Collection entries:
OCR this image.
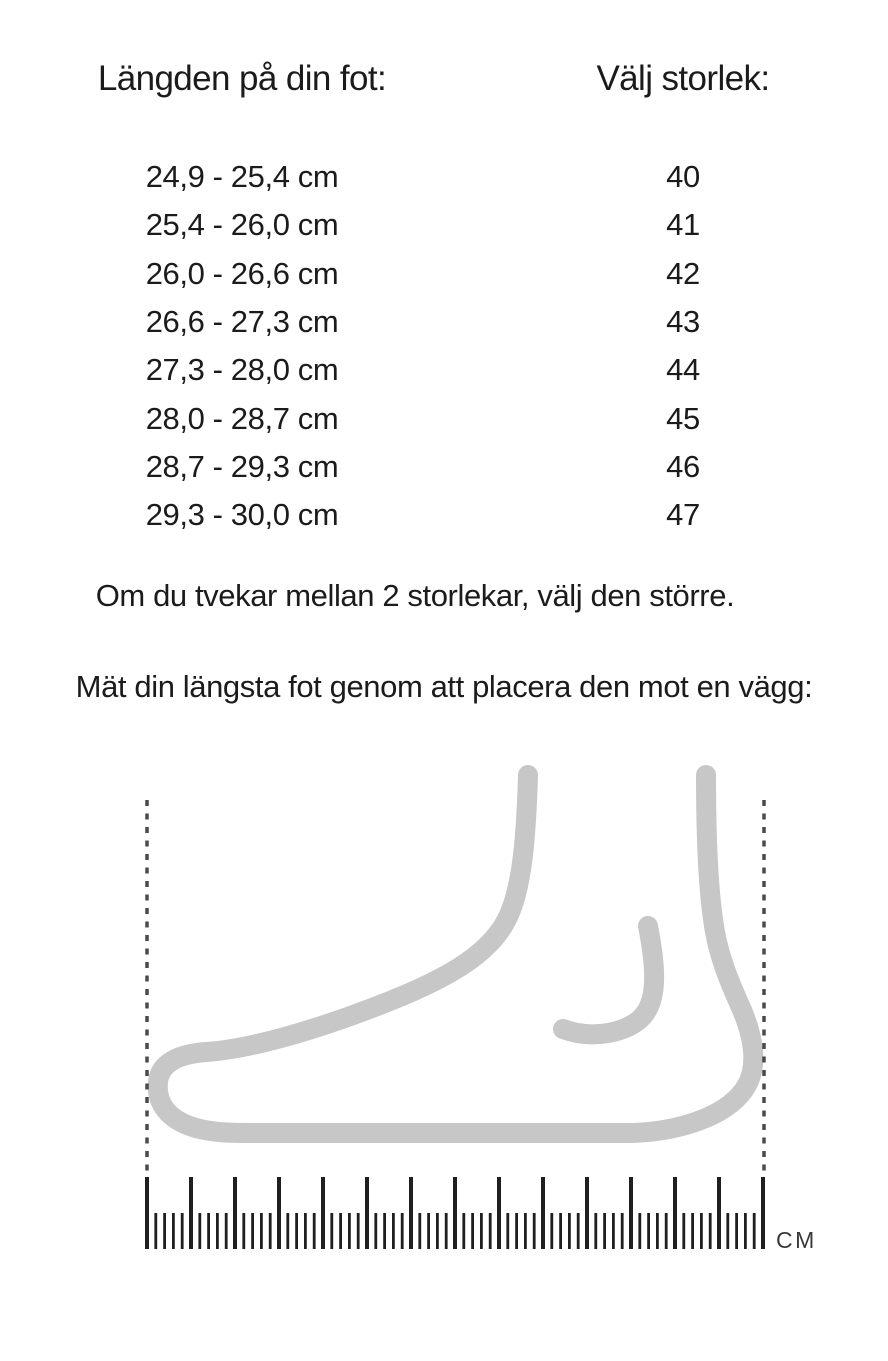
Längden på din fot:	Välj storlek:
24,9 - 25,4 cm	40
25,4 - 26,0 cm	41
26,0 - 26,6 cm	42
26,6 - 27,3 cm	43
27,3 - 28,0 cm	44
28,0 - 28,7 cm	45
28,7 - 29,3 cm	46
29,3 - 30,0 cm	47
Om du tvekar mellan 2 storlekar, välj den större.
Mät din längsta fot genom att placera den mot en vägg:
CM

==

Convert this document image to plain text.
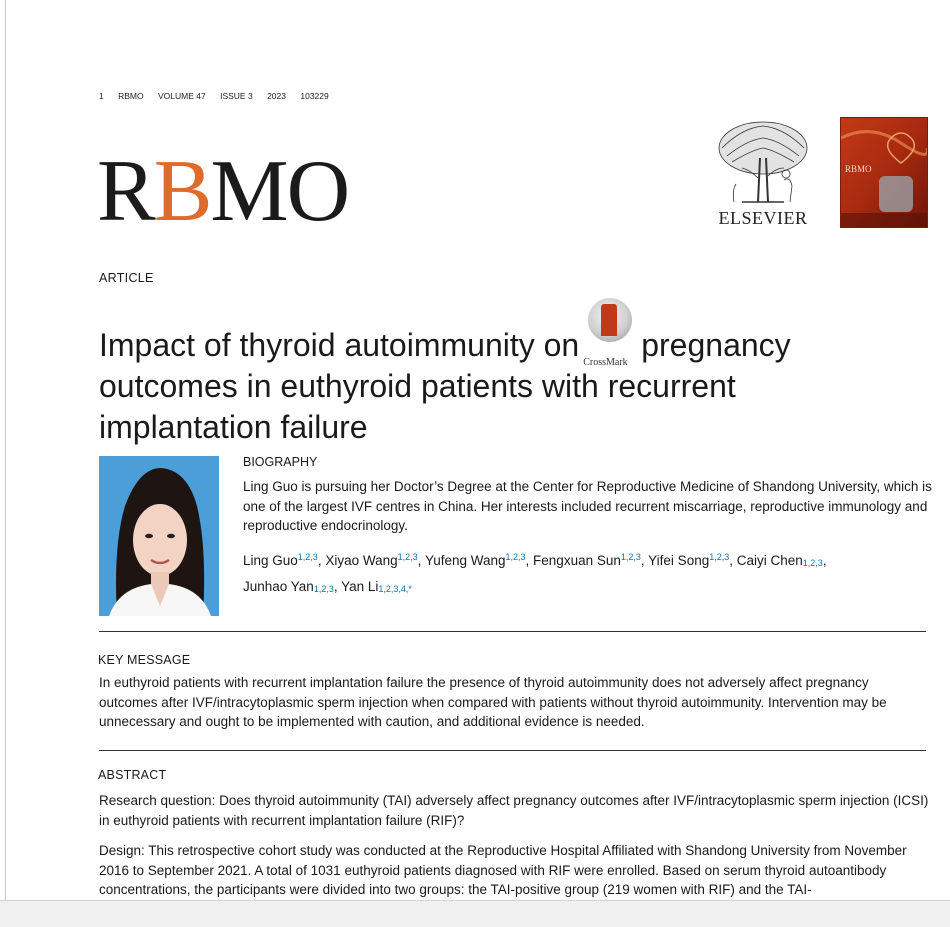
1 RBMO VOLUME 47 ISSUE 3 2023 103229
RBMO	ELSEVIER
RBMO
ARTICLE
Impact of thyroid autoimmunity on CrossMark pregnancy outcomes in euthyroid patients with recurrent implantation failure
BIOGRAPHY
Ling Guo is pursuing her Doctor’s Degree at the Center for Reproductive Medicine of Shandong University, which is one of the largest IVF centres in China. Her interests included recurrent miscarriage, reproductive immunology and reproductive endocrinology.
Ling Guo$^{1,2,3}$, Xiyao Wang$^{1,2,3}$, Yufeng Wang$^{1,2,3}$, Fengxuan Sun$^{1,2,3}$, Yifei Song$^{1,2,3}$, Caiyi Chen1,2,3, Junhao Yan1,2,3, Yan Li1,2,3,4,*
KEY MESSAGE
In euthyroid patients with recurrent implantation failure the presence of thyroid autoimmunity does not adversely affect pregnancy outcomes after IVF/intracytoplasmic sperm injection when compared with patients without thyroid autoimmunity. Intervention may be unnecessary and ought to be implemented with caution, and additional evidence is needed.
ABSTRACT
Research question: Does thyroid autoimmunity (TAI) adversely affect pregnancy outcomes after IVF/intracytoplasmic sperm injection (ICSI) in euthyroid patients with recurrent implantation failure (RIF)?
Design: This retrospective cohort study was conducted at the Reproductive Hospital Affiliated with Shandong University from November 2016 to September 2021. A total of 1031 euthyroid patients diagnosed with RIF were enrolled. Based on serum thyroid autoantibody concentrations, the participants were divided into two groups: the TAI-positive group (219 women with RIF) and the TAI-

- Goal of the exercise
From the records, work out how many lines include "RBMO" and respond with the number only.

- Written reply
3